--- Start of ROWS ---
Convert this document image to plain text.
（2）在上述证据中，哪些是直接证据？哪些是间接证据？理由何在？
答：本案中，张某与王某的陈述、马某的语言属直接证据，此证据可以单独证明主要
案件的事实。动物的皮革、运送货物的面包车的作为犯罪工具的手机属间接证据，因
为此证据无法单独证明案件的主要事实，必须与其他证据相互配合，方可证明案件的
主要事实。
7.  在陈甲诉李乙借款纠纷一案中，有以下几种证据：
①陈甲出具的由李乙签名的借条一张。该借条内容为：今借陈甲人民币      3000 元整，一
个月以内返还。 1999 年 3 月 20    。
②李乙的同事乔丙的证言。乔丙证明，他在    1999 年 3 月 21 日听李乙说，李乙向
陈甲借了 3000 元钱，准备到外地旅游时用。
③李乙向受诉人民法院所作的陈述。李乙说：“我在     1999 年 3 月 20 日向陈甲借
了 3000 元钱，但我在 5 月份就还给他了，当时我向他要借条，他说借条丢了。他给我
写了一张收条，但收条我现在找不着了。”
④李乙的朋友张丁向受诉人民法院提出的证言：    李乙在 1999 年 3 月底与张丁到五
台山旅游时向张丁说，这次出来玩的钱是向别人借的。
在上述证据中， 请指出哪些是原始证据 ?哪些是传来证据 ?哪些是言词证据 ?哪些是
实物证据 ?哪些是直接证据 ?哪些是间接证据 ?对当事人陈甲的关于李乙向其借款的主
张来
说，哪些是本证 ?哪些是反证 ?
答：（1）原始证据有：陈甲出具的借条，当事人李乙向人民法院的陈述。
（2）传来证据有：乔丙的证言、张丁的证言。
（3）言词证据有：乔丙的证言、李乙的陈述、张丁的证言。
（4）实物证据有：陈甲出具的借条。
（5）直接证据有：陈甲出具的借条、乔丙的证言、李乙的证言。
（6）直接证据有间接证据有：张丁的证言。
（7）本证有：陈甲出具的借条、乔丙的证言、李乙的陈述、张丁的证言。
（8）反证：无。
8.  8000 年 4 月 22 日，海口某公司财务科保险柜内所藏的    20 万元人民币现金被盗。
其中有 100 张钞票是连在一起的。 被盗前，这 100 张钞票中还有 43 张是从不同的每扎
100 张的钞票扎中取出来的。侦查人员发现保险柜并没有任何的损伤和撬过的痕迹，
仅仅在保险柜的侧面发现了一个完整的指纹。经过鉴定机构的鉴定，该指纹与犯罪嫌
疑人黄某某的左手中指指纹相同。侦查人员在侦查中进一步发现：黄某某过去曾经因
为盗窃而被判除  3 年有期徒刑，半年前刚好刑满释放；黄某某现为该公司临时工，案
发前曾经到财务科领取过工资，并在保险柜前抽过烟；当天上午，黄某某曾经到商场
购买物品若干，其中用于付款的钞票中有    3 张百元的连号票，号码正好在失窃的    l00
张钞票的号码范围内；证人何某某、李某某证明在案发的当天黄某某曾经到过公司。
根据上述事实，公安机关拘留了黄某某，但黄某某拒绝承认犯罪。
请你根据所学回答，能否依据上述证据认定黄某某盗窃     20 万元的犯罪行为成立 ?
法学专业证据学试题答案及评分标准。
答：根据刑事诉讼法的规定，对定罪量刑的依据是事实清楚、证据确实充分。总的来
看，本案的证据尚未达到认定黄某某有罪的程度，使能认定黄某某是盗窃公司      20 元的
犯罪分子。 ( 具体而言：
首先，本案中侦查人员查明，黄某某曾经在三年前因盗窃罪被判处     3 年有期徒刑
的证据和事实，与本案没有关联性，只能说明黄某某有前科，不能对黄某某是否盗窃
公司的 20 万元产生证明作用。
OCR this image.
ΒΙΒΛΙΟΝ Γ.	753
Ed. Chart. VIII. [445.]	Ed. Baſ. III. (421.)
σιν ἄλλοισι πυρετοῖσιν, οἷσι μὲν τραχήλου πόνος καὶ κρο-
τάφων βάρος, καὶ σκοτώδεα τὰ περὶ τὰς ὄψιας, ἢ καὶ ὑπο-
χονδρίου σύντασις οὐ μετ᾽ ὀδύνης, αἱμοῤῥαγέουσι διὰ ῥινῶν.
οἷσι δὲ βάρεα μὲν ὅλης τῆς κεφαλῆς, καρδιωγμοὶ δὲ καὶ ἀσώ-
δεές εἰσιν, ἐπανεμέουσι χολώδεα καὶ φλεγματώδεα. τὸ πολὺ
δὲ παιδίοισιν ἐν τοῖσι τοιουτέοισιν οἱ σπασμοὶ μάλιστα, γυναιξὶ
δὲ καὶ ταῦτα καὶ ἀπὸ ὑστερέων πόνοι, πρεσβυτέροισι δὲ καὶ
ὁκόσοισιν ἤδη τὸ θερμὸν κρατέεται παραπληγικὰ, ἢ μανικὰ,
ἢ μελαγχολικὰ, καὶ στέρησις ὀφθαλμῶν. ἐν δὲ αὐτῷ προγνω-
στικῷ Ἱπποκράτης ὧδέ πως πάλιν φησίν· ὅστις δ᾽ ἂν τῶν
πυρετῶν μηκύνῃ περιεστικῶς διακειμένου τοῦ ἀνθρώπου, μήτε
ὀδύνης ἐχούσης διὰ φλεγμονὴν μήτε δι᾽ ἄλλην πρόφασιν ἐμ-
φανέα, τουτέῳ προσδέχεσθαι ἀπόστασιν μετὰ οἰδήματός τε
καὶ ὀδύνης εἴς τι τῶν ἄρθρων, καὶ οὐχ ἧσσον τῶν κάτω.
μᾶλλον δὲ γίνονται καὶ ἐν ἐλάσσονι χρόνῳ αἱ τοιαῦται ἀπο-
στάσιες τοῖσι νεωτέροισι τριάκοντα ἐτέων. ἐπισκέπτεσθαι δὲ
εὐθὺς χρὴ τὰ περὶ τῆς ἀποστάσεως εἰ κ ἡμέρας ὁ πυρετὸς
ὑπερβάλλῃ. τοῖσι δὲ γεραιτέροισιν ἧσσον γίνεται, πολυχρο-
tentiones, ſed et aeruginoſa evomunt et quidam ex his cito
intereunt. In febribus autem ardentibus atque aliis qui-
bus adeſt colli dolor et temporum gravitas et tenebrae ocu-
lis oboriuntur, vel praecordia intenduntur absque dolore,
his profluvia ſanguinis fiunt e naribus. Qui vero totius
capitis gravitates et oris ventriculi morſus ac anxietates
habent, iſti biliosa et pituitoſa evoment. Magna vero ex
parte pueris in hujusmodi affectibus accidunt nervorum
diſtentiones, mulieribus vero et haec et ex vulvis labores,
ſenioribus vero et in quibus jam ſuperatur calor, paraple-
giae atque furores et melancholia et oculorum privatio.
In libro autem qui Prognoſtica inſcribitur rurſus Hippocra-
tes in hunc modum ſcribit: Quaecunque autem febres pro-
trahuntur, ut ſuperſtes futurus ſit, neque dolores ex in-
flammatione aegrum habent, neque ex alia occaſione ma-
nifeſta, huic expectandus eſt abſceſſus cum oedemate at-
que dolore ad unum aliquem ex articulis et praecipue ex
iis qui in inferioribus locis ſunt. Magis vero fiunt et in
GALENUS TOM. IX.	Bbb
--- End of ROWS ---
Copy each line from the records above that includes the string "年有期徒刑".

为盗窃而被判除  3 年有期徒刑，半年前刚好刑满释放；黄某某现为该公司临时工，案
首先，本案中侦查人员查明，黄某某曾经在三年前因盗窃罪被判处     3 年有期徒刑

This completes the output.